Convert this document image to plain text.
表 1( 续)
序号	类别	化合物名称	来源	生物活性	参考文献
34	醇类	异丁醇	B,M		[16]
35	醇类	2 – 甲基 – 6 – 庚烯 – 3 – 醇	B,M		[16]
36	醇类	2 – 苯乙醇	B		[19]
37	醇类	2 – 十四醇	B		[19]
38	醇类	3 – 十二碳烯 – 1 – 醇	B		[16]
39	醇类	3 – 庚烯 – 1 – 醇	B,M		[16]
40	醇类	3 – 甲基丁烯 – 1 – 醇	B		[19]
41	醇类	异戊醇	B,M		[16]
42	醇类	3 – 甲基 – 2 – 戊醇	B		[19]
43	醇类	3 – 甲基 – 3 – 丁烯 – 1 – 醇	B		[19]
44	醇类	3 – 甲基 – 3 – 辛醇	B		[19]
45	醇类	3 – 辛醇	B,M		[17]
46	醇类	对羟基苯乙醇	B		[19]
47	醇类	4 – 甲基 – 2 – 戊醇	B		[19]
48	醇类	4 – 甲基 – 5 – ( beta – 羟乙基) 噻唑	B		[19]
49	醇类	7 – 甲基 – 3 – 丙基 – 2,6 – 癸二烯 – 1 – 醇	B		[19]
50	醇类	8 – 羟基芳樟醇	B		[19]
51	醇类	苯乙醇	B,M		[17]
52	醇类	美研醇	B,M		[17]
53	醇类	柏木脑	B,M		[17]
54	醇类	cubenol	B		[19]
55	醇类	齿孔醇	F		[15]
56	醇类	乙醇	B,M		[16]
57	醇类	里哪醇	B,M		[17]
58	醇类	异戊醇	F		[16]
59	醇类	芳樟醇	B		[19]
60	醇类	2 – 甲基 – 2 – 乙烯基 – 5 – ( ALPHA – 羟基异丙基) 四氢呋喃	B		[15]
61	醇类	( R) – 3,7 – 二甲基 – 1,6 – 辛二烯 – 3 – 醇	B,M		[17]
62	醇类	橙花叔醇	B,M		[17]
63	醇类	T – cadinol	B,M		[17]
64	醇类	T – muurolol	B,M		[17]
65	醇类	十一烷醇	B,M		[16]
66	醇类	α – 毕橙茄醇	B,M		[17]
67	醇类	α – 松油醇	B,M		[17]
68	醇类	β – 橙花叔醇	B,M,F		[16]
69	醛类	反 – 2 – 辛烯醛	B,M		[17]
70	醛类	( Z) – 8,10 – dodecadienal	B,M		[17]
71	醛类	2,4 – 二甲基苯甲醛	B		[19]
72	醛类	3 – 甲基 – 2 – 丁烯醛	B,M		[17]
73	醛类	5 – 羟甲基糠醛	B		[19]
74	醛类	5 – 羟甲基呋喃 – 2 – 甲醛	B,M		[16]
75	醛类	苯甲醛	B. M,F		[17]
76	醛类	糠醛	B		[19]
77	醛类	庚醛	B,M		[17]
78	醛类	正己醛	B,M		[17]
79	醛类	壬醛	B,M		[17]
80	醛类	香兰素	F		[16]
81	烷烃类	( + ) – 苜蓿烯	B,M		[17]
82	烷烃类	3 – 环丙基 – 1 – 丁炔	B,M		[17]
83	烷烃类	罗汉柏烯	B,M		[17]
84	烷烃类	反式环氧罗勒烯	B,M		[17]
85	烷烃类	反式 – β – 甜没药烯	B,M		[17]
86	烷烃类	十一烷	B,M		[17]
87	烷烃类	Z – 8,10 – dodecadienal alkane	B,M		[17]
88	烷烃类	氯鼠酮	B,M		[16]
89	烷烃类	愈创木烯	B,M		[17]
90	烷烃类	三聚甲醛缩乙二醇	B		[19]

******************************

# Exercise prompt
In this exercise, repeat all entries exactly.

# Response to the task
Convert this document image to plain text.
表 1( 续)
序号	类别	化合物名称	来源	生物活性	参考文献
34	醇类	异丁醇	B,M		[16]
35	醇类	2 – 甲基 – 6 – 庚烯 – 3 – 醇	B,M		[16]
36	醇类	2 – 苯乙醇	B		[19]
37	醇类	2 – 十四醇	B		[19]
38	醇类	3 – 十二碳烯 – 1 – 醇	B		[16]
39	醇类	3 – 庚烯 – 1 – 醇	B,M		[16]
40	醇类	3 – 甲基丁烯 – 1 – 醇	B		[19]
41	醇类	异戊醇	B,M		[16]
42	醇类	3 – 甲基 – 2 – 戊醇	B		[19]
43	醇类	3 – 甲基 – 3 – 丁烯 – 1 – 醇	B		[19]
44	醇类	3 – 甲基 – 3 – 辛醇	B		[19]
45	醇类	3 – 辛醇	B,M		[17]
46	醇类	对羟基苯乙醇	B		[19]
47	醇类	4 – 甲基 – 2 – 戊醇	B		[19]
48	醇类	4 – 甲基 – 5 – ( beta – 羟乙基) 噻唑	B		[19]
49	醇类	7 – 甲基 – 3 – 丙基 – 2,6 – 癸二烯 – 1 – 醇	B		[19]
50	醇类	8 – 羟基芳樟醇	B		[19]
51	醇类	苯乙醇	B,M		[17]
52	醇类	美研醇	B,M		[17]
53	醇类	柏木脑	B,M		[17]
54	醇类	cubenol	B		[19]
55	醇类	齿孔醇	F		[15]
56	醇类	乙醇	B,M		[16]
57	醇类	里哪醇	B,M		[17]
58	醇类	异戊醇	F		[16]
59	醇类	芳樟醇	B		[19]
60	醇类	2 – 甲基 – 2 – 乙烯基 – 5 – ( ALPHA – 羟基异丙基) 四氢呋喃	B		[15]
61	醇类	( R) – 3,7 – 二甲基 – 1,6 – 辛二烯 – 3 – 醇	B,M		[17]
62	醇类	橙花叔醇	B,M		[17]
63	醇类	T – cadinol	B,M		[17]
64	醇类	T – muurolol	B,M		[17]
65	醇类	十一烷醇	B,M		[16]
66	醇类	α – 毕橙茄醇	B,M		[17]
67	醇类	α – 松油醇	B,M		[17]
68	醇类	β – 橙花叔醇	B,M,F		[16]
69	醛类	反 – 2 – 辛烯醛	B,M		[17]
70	醛类	( Z) – 8,10 – dodecadienal	B,M		[17]
71	醛类	2,4 – 二甲基苯甲醛	B		[19]
72	醛类	3 – 甲基 – 2 – 丁烯醛	B,M		[17]
73	醛类	5 – 羟甲基糠醛	B		[19]
74	醛类	5 – 羟甲基呋喃 – 2 – 甲醛	B,M		[16]
75	醛类	苯甲醛	B. M,F		[17]
76	醛类	糠醛	B		[19]
77	醛类	庚醛	B,M		[17]
78	醛类	正己醛	B,M		[17]
79	醛类	壬醛	B,M		[17]
80	醛类	香兰素	F		[16]
81	烷烃类	( + ) – 苜蓿烯	B,M		[17]
82	烷烃类	3 – 环丙基 – 1 – 丁炔	B,M		[17]
83	烷烃类	罗汉柏烯	B,M		[17]
84	烷烃类	反式环氧罗勒烯	B,M		[17]
85	烷烃类	反式 – β – 甜没药烯	B,M		[17]
86	烷烃类	十一烷	B,M		[17]
87	烷烃类	Z – 8,10 – dodecadienal alkane	B,M		[17]
88	烷烃类	氯鼠酮	B,M		[16]
89	烷烃类	愈创木烯	B,M		[17]
90	烷烃类	三聚甲醛缩乙二醇	B		[19]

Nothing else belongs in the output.